EXTRACTED MATERIAL:
--

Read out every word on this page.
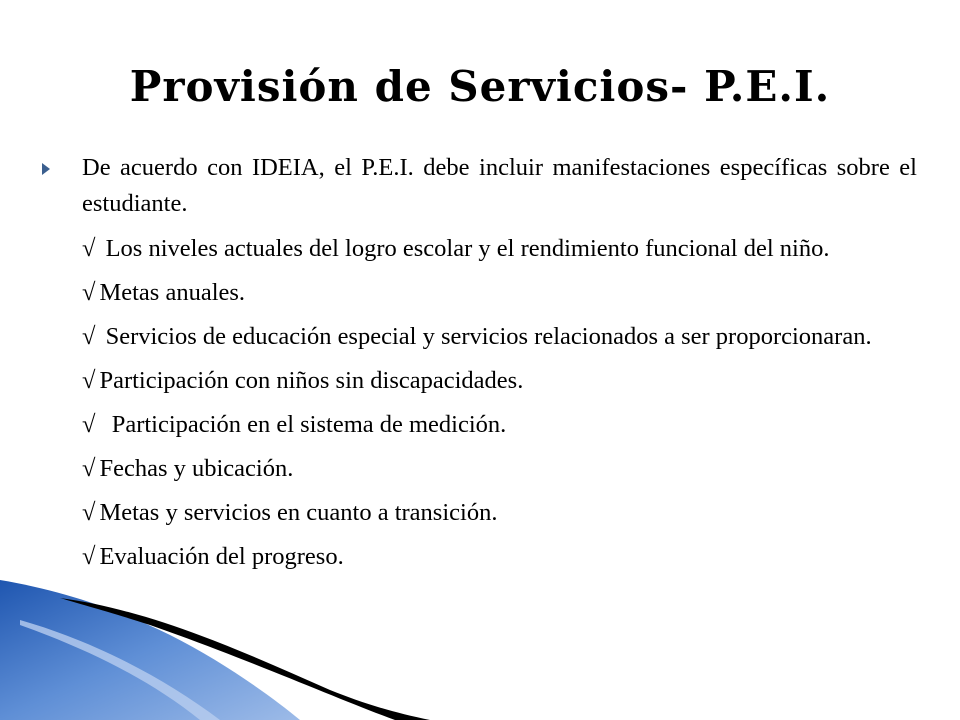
Provisión de Servicios- P.E.I.
De acuerdo con IDEIA, el P.E.I. debe incluir manifestaciones específicas sobre el estudiante.
√ Los niveles actuales del logro escolar y el rendimiento funcional del niño.
√ Metas anuales.
√ Servicios de educación especial y servicios relacionados a ser proporcionaran.
√ Participación con niños sin discapacidades.
√ Participación en el sistema de medición.
√ Fechas y ubicación.
√ Metas y servicios en cuanto a transición.
√ Evaluación del progreso.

--

Work out how many lines of the material above contain the word "Metas", then give only that figure.

2